What you need to do: Copy the items from the very first line down to the line containing "bar <box>142 140 158 150</box>", keeping both ends. Reproduce those lines unchanged and output nothing beyond them.

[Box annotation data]
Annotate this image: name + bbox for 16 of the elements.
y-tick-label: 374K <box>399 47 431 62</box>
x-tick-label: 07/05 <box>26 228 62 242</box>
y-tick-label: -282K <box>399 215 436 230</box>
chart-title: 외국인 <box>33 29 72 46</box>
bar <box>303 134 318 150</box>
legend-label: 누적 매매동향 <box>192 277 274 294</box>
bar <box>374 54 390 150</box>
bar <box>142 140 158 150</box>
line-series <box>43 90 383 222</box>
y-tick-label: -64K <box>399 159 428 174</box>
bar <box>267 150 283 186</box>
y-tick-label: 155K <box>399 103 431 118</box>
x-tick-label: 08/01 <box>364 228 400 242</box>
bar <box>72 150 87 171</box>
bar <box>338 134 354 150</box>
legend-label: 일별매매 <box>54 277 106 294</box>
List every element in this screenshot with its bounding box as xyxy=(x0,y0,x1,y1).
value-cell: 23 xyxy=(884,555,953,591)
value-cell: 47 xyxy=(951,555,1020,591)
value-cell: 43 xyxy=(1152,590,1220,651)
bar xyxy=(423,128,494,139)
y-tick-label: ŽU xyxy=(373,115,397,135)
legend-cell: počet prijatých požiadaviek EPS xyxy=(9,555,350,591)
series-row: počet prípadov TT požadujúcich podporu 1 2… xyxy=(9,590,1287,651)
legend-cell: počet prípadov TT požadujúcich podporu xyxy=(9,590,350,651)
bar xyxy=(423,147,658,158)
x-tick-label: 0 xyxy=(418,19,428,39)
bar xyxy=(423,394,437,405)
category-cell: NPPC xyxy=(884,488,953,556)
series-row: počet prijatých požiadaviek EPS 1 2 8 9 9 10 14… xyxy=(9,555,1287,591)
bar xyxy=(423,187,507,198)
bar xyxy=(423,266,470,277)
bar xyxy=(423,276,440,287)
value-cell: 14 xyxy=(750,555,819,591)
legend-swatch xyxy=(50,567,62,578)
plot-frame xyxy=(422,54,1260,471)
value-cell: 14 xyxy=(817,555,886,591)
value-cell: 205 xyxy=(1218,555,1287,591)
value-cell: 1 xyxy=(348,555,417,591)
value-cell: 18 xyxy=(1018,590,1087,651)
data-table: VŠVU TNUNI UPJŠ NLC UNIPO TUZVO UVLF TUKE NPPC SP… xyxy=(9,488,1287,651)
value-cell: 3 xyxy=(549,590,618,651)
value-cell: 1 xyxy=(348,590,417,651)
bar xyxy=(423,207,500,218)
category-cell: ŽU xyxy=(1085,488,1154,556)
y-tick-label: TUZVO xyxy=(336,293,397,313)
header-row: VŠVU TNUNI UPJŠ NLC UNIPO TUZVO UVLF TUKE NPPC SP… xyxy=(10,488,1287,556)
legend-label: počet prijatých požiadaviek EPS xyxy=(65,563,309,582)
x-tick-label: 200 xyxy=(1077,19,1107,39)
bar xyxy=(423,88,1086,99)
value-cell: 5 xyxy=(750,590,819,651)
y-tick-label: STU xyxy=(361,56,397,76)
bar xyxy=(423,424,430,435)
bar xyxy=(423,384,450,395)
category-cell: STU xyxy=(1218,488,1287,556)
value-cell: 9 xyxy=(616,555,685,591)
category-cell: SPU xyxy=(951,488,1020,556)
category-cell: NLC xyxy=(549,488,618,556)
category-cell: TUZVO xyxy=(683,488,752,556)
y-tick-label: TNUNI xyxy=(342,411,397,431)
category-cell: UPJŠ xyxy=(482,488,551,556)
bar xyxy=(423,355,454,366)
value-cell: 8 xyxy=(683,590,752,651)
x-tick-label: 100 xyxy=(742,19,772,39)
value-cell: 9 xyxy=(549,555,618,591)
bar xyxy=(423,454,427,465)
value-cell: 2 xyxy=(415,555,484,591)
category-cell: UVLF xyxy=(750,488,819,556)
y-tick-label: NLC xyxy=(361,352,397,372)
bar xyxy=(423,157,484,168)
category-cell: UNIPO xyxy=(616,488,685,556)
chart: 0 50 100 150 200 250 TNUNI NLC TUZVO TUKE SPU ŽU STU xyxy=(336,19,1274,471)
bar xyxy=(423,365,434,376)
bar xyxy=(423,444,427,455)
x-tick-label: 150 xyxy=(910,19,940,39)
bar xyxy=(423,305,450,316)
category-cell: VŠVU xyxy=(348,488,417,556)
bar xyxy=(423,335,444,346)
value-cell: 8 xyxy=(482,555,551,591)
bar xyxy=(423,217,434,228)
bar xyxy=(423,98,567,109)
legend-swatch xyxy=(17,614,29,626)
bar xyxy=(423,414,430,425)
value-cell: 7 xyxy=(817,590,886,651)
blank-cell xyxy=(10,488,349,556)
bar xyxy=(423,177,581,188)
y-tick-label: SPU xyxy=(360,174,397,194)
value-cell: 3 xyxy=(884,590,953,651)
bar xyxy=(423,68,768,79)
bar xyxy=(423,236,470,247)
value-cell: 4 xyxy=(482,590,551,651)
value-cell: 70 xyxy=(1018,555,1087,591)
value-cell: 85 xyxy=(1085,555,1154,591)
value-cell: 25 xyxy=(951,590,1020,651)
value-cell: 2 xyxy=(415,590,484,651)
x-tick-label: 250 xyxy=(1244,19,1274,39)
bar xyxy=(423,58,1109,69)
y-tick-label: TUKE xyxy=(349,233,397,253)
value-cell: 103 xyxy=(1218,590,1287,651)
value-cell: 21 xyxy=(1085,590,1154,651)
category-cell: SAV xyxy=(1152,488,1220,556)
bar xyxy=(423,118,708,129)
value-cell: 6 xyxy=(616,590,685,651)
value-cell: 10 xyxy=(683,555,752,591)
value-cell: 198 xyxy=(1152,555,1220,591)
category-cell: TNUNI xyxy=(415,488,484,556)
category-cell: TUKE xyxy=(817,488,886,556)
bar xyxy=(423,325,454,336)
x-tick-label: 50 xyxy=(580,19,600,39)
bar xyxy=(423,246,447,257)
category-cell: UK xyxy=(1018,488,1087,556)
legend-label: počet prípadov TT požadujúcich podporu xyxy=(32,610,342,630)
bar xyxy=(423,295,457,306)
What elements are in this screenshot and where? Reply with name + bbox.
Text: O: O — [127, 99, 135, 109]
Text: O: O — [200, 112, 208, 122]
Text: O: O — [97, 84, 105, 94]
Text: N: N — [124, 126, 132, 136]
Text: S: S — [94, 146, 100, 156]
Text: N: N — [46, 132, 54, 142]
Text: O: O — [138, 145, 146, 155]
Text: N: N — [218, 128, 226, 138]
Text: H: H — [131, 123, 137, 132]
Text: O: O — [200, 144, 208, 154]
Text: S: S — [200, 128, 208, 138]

Response:
Annotate this image: name + bbox for 16 of the elements.
y-tick-label: 374K <box>399 47 431 62</box>
x-tick-label: 07/05 <box>26 228 62 242</box>
y-tick-label: -282K <box>399 215 436 230</box>
chart-title: 외국인 <box>33 29 72 46</box>
bar <box>303 134 318 150</box>
legend-label: 누적 매매동향 <box>192 277 274 294</box>
bar <box>374 54 390 150</box>
bar <box>142 140 158 150</box>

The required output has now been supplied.